# The exercise:
Pictures do not belong in the copy, so please give every entry below again exactly.

Begin Supplied material

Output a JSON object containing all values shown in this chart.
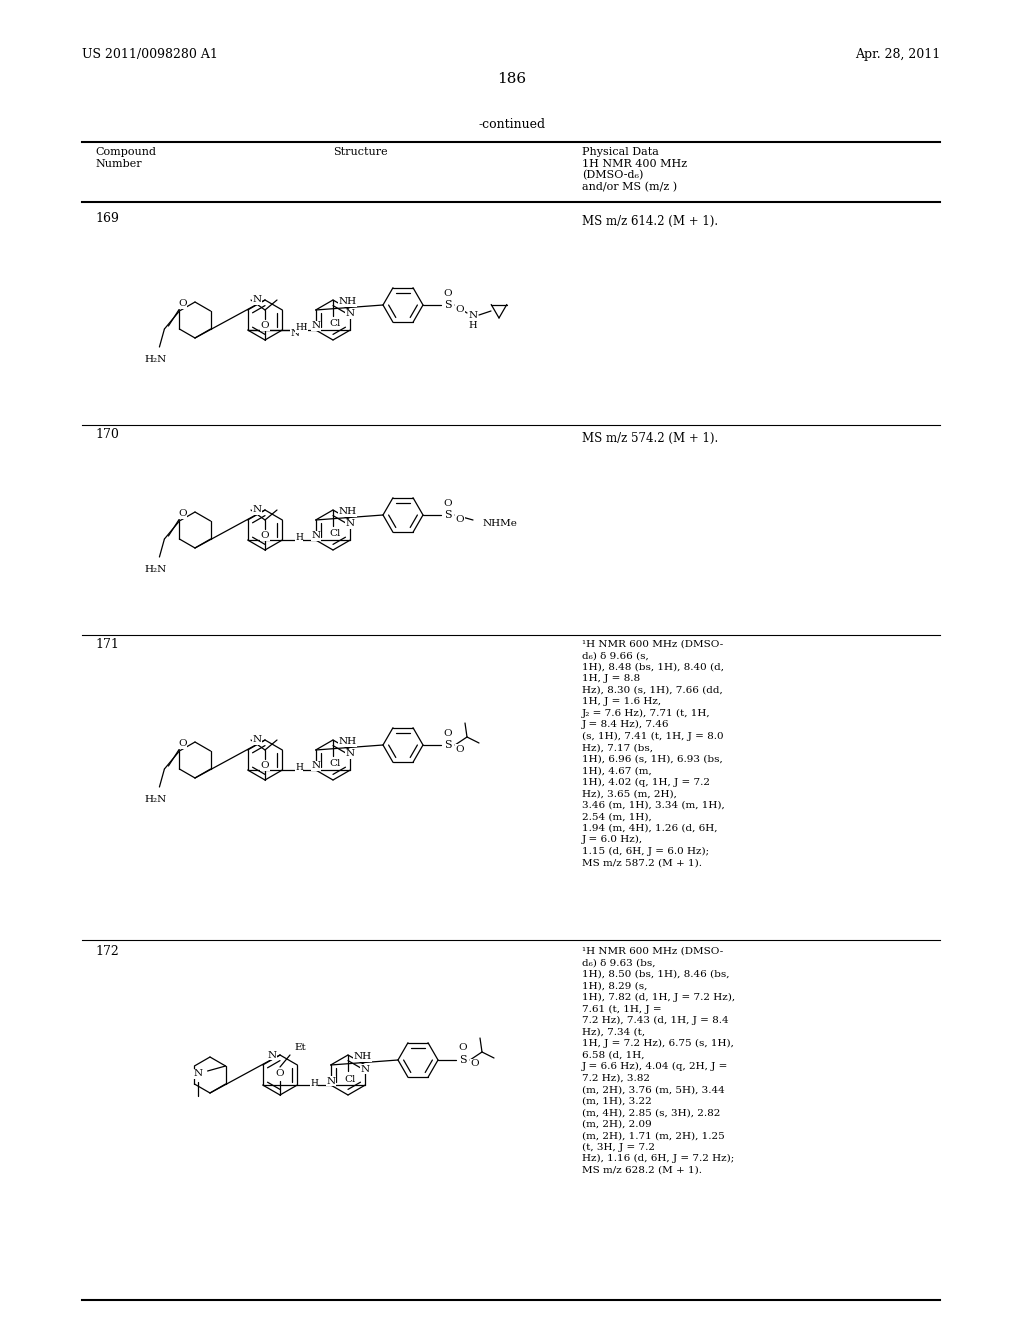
{
  "patent_number": "US 2011/0098280 A1",
  "date": "Apr. 28, 2011",
  "page_number": "186",
  "continued_text": "-continued",
  "header_col1": "Compound\nNumber",
  "header_col2": "Structure",
  "header_col3": "Physical Data\n1H NMR 400 MHz\n(DMSO-d₆)\nand/or MS (m/z )",
  "bg_color": "#ffffff",
  "text_color": "#000000",
  "c169_data": "MS m/z 614.2 (M + 1).",
  "c170_data": "MS m/z 574.2 (M + 1).",
  "c171_data": "¹H NMR 600 MHz (DMSO-\nd₆) δ 9.66 (s,\n1H), 8.48 (bs, 1H), 8.40 (d,\n1H, J = 8.8\nHz), 8.30 (s, 1H), 7.66 (dd,\n1H, J = 1.6 Hz,\nJ₂ = 7.6 Hz), 7.71 (t, 1H,\nJ = 8.4 Hz), 7.46\n(s, 1H), 7.41 (t, 1H, J = 8.0\nHz), 7.17 (bs,\n1H), 6.96 (s, 1H), 6.93 (bs,\n1H), 4.67 (m,\n1H), 4.02 (q, 1H, J = 7.2\nHz), 3.65 (m, 2H),\n3.46 (m, 1H), 3.34 (m, 1H),\n2.54 (m, 1H),\n1.94 (m, 4H), 1.26 (d, 6H,\nJ = 6.0 Hz),\n1.15 (d, 6H, J = 6.0 Hz);\nMS m/z 587.2 (M + 1).",
  "c172_data": "¹H NMR 600 MHz (DMSO-\nd₆) δ 9.63 (bs,\n1H), 8.50 (bs, 1H), 8.46 (bs,\n1H), 8.29 (s,\n1H), 7.82 (d, 1H, J = 7.2 Hz),\n7.61 (t, 1H, J =\n7.2 Hz), 7.43 (d, 1H, J = 8.4\nHz), 7.34 (t,\n1H, J = 7.2 Hz), 6.75 (s, 1H),\n6.58 (d, 1H,\nJ = 6.6 Hz), 4.04 (q, 2H, J =\n7.2 Hz), 3.82\n(m, 2H), 3.76 (m, 5H), 3.44\n(m, 1H), 3.22\n(m, 4H), 2.85 (s, 3H), 2.82\n(m, 2H), 2.09\n(m, 2H), 1.71 (m, 2H), 1.25\n(t, 3H, J = 7.2\nHz), 1.16 (d, 6H, J = 7.2 Hz);\nMS m/z 628.2 (M + 1)."
}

End Supplied material

# Full solution:
Output a JSON object containing all values shown in this chart.
{
  "patent_number": "US 2011/0098280 A1",
  "date": "Apr. 28, 2011",
  "page_number": "186",
  "continued_text": "-continued",
  "header_col1": "Compound\nNumber",
  "header_col2": "Structure",
  "header_col3": "Physical Data\n1H NMR 400 MHz\n(DMSO-d₆)\nand/or MS (m/z )",
  "bg_color": "#ffffff",
  "text_color": "#000000",
  "c169_data": "MS m/z 614.2 (M + 1).",
  "c170_data": "MS m/z 574.2 (M + 1).",
  "c171_data": "¹H NMR 600 MHz (DMSO-\nd₆) δ 9.66 (s,\n1H), 8.48 (bs, 1H), 8.40 (d,\n1H, J = 8.8\nHz), 8.30 (s, 1H), 7.66 (dd,\n1H, J = 1.6 Hz,\nJ₂ = 7.6 Hz), 7.71 (t, 1H,\nJ = 8.4 Hz), 7.46\n(s, 1H), 7.41 (t, 1H, J = 8.0\nHz), 7.17 (bs,\n1H), 6.96 (s, 1H), 6.93 (bs,\n1H), 4.67 (m,\n1H), 4.02 (q, 1H, J = 7.2\nHz), 3.65 (m, 2H),\n3.46 (m, 1H), 3.34 (m, 1H),\n2.54 (m, 1H),\n1.94 (m, 4H), 1.26 (d, 6H,\nJ = 6.0 Hz),\n1.15 (d, 6H, J = 6.0 Hz);\nMS m/z 587.2 (M + 1).",
  "c172_data": "¹H NMR 600 MHz (DMSO-\nd₆) δ 9.63 (bs,\n1H), 8.50 (bs, 1H), 8.46 (bs,\n1H), 8.29 (s,\n1H), 7.82 (d, 1H, J = 7.2 Hz),\n7.61 (t, 1H, J =\n7.2 Hz), 7.43 (d, 1H, J = 8.4\nHz), 7.34 (t,\n1H, J = 7.2 Hz), 6.75 (s, 1H),\n6.58 (d, 1H,\nJ = 6.6 Hz), 4.04 (q, 2H, J =\n7.2 Hz), 3.82\n(m, 2H), 3.76 (m, 5H), 3.44\n(m, 1H), 3.22\n(m, 4H), 2.85 (s, 3H), 2.82\n(m, 2H), 2.09\n(m, 2H), 1.71 (m, 2H), 1.25\n(t, 3H, J = 7.2\nHz), 1.16 (d, 6H, J = 7.2 Hz);\nMS m/z 628.2 (M + 1)."
}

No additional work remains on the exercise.